• What you will do: Filter the entries below, keeping every line that has the word "излагается".

• Data shown:
+ + + + +
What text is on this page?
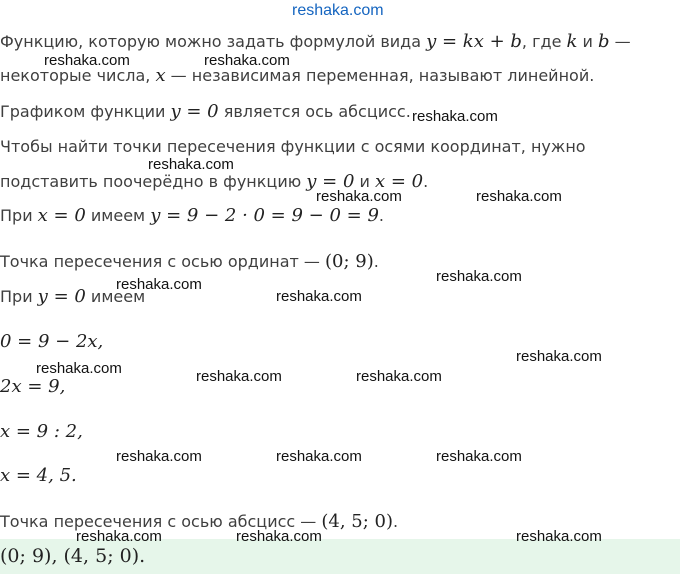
reshaka.com
Функцию, которую можно задать формулой вида y = kx + b, где k и b —
некоторые числа, x — независимая переменная, называют линейной.
Графиком функции y = 0 является ось абсцисс.
Чтобы найти точки пересечения функции с осями координат, нужно
подставить поочерёдно в функцию y = 0 и x = 0.
При x = 0 имеем y = 9 − 2 · 0 = 9 − 0 = 9.
Точка пересечения с осью ординат — (0; 9).
При y = 0 имеем
0 = 9 − 2x,
2x = 9,
x = 9 : 2,
x = 4, 5.
Точка пересечения с осью абсцисс — (4, 5; 0).
(0; 9), (4, 5; 0).
reshaka.com	reshaka.com
reshaka.com
reshaka.com
reshaka.com	reshaka.com
reshaka.com
reshaka.com
reshaka.com
reshaka.com
reshaka.com	reshaka.com	reshaka.com
reshaka.com	reshaka.com	reshaka.com
reshaka.com	reshaka.com	reshaka.com
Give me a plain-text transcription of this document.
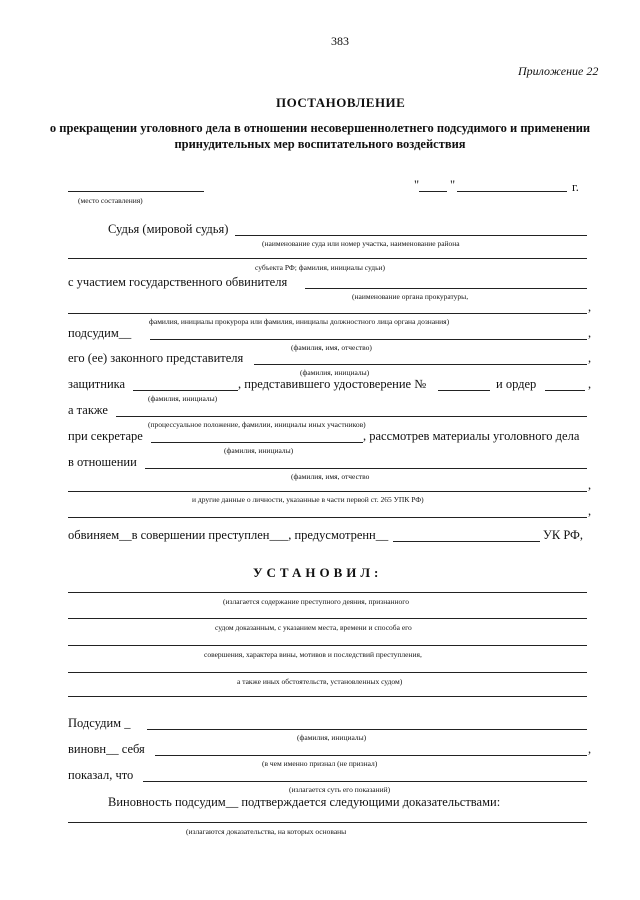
383
Приложение 22
ПОСТАНОВЛЕНИЕ
о прекращении уголовного дела в отношении несовершеннолетнего подсудимого и применении принудительных мер воспитательного воздействия
(место составления)
" "	г.
Судья (мировой судья)
(наименование суда или номер участка, наименование района
субъекта РФ; фамилия, инициалы судьи)
с участием государственного обвинителя
(наименование органа прокуратуры,
,
фамилия, инициалы прокурора или фамилия, инициалы должностного лица органа дознания)
подсудим__	,
(фамилия, имя, отчество)
его (ее) законного представителя	,
(фамилия, инициалы)
защитника	, представившего удостоверение №	и ордер	,
(фамилия, инициалы)
а также
(процессуальное положение, фамилии, инициалы иных участников)
при секретаре	, рассмотрев материалы уголовного дела
(фамилия, инициалы)
в отношении
(фамилия, имя, отчество
,
и другие данные о личности, указанные в части первой ст. 265 УПК РФ)
,
обвиняем__в совершении преступлен___, предусмотренн__	УК РФ,
УСТАНОВИЛ:
(излагается содержание преступного деяния, признанного
судом доказанным, с указанием места, времени и способа его
совершения, характера вины, мотивов и последствий преступления,
а также иных обстоятельств, установленных судом)
Подсудим _
(фамилия, инициалы)
виновн__ себя	,
(в чем именно признал (не признал)
показал, что
(излагается суть его показаний)
Виновность подсудим__ подтверждается следующими доказательствами:
(излагаются доказательства, на которых основаны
+ + + + +
• Finished answer:
(излагается содержание преступного деяния, признанного
(излагается суть его показаний)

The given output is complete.